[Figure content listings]
++++++

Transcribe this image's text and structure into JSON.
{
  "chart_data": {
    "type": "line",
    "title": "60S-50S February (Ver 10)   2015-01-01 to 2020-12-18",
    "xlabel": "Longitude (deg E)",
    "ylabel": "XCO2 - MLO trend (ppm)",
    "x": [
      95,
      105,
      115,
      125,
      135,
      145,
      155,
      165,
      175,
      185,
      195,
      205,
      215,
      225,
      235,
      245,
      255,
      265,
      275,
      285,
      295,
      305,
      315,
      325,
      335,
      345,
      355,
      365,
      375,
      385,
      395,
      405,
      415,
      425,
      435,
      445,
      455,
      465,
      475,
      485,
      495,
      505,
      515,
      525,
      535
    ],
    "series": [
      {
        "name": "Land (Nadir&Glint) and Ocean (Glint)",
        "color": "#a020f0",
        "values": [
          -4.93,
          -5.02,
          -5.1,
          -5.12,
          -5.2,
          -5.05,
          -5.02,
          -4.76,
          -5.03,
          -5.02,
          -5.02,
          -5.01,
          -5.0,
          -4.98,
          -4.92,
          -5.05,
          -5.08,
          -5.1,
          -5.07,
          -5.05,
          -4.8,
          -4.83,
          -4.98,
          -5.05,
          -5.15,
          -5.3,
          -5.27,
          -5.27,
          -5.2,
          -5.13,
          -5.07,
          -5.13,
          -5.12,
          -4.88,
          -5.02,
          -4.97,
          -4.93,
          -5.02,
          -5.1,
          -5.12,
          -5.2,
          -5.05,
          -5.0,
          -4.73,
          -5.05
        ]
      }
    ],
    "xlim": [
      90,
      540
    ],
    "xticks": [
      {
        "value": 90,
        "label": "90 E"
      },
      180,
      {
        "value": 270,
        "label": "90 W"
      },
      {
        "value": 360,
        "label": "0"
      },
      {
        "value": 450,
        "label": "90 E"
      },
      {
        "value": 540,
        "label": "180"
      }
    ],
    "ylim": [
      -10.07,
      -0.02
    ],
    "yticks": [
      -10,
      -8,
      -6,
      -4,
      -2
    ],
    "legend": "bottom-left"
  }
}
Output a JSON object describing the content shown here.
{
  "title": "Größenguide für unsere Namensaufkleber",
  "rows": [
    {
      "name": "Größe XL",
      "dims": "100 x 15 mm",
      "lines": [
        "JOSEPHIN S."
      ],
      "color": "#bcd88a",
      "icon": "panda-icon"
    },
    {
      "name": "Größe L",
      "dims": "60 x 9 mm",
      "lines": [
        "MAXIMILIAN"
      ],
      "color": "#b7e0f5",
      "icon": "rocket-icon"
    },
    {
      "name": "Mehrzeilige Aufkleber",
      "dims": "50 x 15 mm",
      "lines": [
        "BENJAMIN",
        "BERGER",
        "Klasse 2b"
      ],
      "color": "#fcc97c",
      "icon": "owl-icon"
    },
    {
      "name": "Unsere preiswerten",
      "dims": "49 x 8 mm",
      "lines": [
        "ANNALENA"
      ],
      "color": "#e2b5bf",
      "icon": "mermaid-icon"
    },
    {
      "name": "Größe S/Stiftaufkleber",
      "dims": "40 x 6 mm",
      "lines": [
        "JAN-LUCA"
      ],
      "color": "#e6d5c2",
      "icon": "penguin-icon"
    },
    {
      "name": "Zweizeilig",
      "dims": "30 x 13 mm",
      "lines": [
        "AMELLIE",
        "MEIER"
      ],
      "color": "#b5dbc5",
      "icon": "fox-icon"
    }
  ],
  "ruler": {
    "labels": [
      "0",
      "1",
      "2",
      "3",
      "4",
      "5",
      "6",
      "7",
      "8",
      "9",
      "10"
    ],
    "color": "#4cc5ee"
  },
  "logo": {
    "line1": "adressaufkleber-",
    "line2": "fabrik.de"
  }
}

++++++

▸ Stated task
Reproduce all of the records exactly.

▸ Task result
Transcribe this image's text and structure into JSON.
{
  "chart_data": {
    "type": "line",
    "title": "60S-50S February (Ver 10)   2015-01-01 to 2020-12-18",
    "xlabel": "Longitude (deg E)",
    "ylabel": "XCO2 - MLO trend (ppm)",
    "x": [
      95,
      105,
      115,
      125,
      135,
      145,
      155,
      165,
      175,
      185,
      195,
      205,
      215,
      225,
      235,
      245,
      255,
      265,
      275,
      285,
      295,
      305,
      315,
      325,
      335,
      345,
      355,
      365,
      375,
      385,
      395,
      405,
      415,
      425,
      435,
      445,
      455,
      465,
      475,
      485,
      495,
      505,
      515,
      525,
      535
    ],
    "series": [
      {
        "name": "Land (Nadir&Glint) and Ocean (Glint)",
        "color": "#a020f0",
        "values": [
          -4.93,
          -5.02,
          -5.1,
          -5.12,
          -5.2,
          -5.05,
          -5.02,
          -4.76,
          -5.03,
          -5.02,
          -5.02,
          -5.01,
          -5.0,
          -4.98,
          -4.92,
          -5.05,
          -5.08,
          -5.1,
          -5.07,
          -5.05,
          -4.8,
          -4.83,
          -4.98,
          -5.05,
          -5.15,
          -5.3,
          -5.27,
          -5.27,
          -5.2,
          -5.13,
          -5.07,
          -5.13,
          -5.12,
          -4.88,
          -5.02,
          -4.97,
          -4.93,
          -5.02,
          -5.1,
          -5.12,
          -5.2,
          -5.05,
          -5.0,
          -4.73,
          -5.05
        ]
      }
    ],
    "xlim": [
      90,
      540
    ],
    "xticks": [
      {
        "value": 90,
        "label": "90 E"
      },
      180,
      {
        "value": 270,
        "label": "90 W"
      },
      {
        "value": 360,
        "label": "0"
      },
      {
        "value": 450,
        "label": "90 E"
      },
      {
        "value": 540,
        "label": "180"
      }
    ],
    "ylim": [
      -10.07,
      -0.02
    ],
    "yticks": [
      -10,
      -8,
      -6,
      -4,
      -2
    ],
    "legend": "bottom-left"
  }
}
Output a JSON object describing the content shown here.
{
  "title": "Größenguide für unsere Namensaufkleber",
  "rows": [
    {
      "name": "Größe XL",
      "dims": "100 x 15 mm",
      "lines": [
        "JOSEPHIN S."
      ],
      "color": "#bcd88a",
      "icon": "panda-icon"
    },
    {
      "name": "Größe L",
      "dims": "60 x 9 mm",
      "lines": [
        "MAXIMILIAN"
      ],
      "color": "#b7e0f5",
      "icon": "rocket-icon"
    },
    {
      "name": "Mehrzeilige Aufkleber",
      "dims": "50 x 15 mm",
      "lines": [
        "BENJAMIN",
        "BERGER",
        "Klasse 2b"
      ],
      "color": "#fcc97c",
      "icon": "owl-icon"
    },
    {
      "name": "Unsere preiswerten",
      "dims": "49 x 8 mm",
      "lines": [
        "ANNALENA"
      ],
      "color": "#e2b5bf",
      "icon": "mermaid-icon"
    },
    {
      "name": "Größe S/Stiftaufkleber",
      "dims": "40 x 6 mm",
      "lines": [
        "JAN-LUCA"
      ],
      "color": "#e6d5c2",
      "icon": "penguin-icon"
    },
    {
      "name": "Zweizeilig",
      "dims": "30 x 13 mm",
      "lines": [
        "AMELLIE",
        "MEIER"
      ],
      "color": "#b5dbc5",
      "icon": "fox-icon"
    }
  ],
  "ruler": {
    "labels": [
      "0",
      "1",
      "2",
      "3",
      "4",
      "5",
      "6",
      "7",
      "8",
      "9",
      "10"
    ],
    "color": "#4cc5ee"
  },
  "logo": {
    "line1": "adressaufkleber-",
    "line2": "fabrik.de"
  }
}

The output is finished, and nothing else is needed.